__BRIEF__
Copy out the entries in full and with complete accuracy; pictures are excluded.

__LISTED RECORDS__

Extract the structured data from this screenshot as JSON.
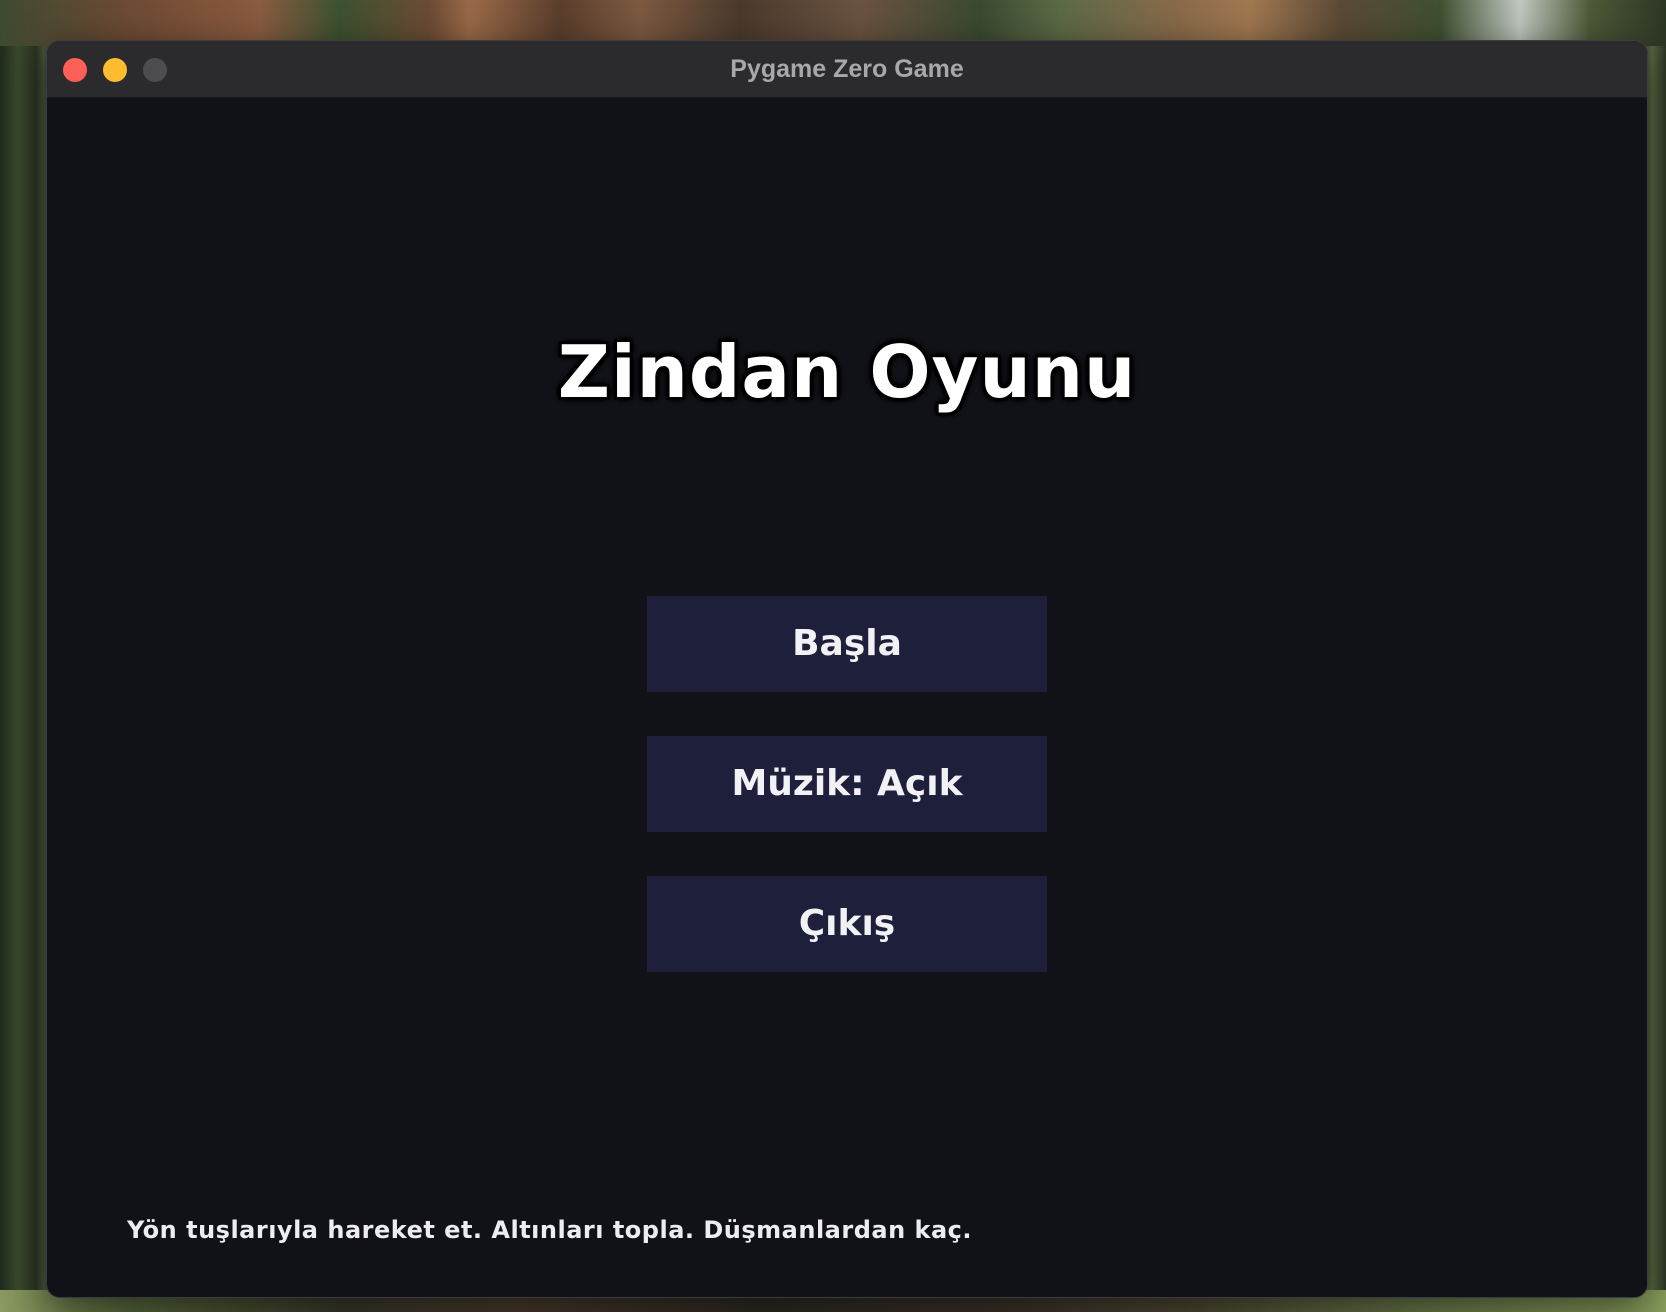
{
  "window": {
    "title": "Pygame Zero Game"
  },
  "game": {
    "title": "Zindan Oyunu",
    "menu": {
      "start_label": "Başla",
      "music_label": "Müzik: Açık",
      "exit_label": "Çıkış"
    },
    "instructions": "Yön tuşlarıyla hareket et. Altınları topla. Düşmanlardan kaç."
  },
  "colors": {
    "window_bg": "#111218",
    "titlebar_bg": "#2b2b2d",
    "button_bg": "#1e1f3a",
    "title_text": "#ffffff",
    "close_button": "#fe5f57",
    "minimize_button": "#febc2e",
    "zoom_button": "#4d4d50"
  },
  "icons": {
    "close": "close-icon",
    "minimize": "minimize-icon",
    "zoom": "zoom-icon"
  }
}
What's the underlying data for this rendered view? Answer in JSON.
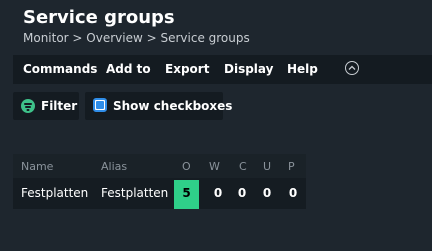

__RESULT BELOW__
Extract the structured data from this screenshot as JSON.
{
  "window": {
    "title": "Pygame Zero Game"
  },
  "game": {
    "title": "Zindan Oyunu",
    "menu": {
      "start_label": "Başla",
      "music_label": "Müzik: Açık",
      "exit_label": "Çıkış"
    },
    "instructions": "Yön tuşlarıyla hareket et. Altınları topla. Düşmanlardan kaç."
  },
  "colors": {
    "window_bg": "#111218",
    "titlebar_bg": "#2b2b2d",
    "button_bg": "#1e1f3a",
    "title_text": "#ffffff",
    "close_button": "#fe5f57",
    "minimize_button": "#febc2e",
    "zoom_button": "#4d4d50"
  },
  "icons": {
    "close": "close-icon",
    "minimize": "minimize-icon",
    "zoom": "zoom-icon"
  }
}
What's the underlying data for this rendered view? Answer in JSON.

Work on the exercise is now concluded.